*** PROVIDED DATA

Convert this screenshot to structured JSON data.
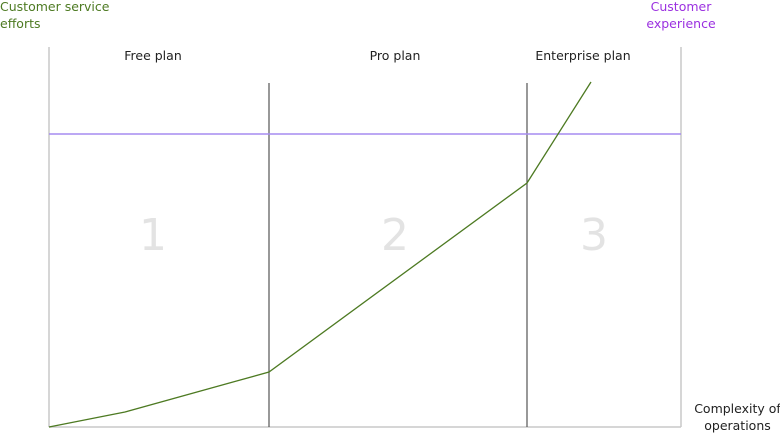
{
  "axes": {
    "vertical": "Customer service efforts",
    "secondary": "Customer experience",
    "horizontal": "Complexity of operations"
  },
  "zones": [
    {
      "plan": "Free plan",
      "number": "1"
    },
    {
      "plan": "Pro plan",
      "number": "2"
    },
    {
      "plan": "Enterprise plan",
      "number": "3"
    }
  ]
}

******

AIM OF THE EXERCISE | Repeat the records above exactly, leaving out any pictures they contain.

TASK OUTPUT |
Convert this screenshot to structured JSON data.
{
  "axes": {
    "vertical": "Customer service efforts",
    "secondary": "Customer experience",
    "horizontal": "Complexity of operations"
  },
  "zones": [
    {
      "plan": "Free plan",
      "number": "1"
    },
    {
      "plan": "Pro plan",
      "number": "2"
    },
    {
      "plan": "Enterprise plan",
      "number": "3"
    }
  ]
}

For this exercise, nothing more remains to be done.